(Data entries)

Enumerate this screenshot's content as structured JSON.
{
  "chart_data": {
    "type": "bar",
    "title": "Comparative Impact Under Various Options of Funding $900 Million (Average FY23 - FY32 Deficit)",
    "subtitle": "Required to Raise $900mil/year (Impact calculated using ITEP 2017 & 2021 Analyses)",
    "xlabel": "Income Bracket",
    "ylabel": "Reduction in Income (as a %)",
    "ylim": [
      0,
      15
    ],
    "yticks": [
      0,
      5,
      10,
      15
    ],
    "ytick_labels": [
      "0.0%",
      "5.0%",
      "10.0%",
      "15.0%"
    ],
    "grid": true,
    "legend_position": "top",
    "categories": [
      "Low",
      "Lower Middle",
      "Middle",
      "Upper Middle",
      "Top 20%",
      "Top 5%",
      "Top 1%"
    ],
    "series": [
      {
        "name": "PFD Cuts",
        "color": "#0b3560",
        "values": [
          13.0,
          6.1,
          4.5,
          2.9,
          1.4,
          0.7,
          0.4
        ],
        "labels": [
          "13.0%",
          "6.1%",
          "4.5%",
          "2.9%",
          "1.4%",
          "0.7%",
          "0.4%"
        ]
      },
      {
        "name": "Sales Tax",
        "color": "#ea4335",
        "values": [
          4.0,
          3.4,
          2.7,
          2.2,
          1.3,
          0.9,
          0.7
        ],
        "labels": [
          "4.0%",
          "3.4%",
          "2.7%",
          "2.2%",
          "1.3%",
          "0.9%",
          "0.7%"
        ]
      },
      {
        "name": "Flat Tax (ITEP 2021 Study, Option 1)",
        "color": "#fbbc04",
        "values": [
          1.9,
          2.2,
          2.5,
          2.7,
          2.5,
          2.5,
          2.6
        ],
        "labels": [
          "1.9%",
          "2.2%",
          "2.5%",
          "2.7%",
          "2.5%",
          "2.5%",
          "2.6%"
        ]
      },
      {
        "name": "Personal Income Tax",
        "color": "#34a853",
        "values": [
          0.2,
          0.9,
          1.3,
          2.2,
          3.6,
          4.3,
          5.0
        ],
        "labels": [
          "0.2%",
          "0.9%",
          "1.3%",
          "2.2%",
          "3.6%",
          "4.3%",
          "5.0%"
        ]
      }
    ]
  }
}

# [WRITTEN REQUEST]
The word "ITEP" may turn up on some lines of these records; say how many, with no other words.

# [RESPONSE TO THE TASK]
2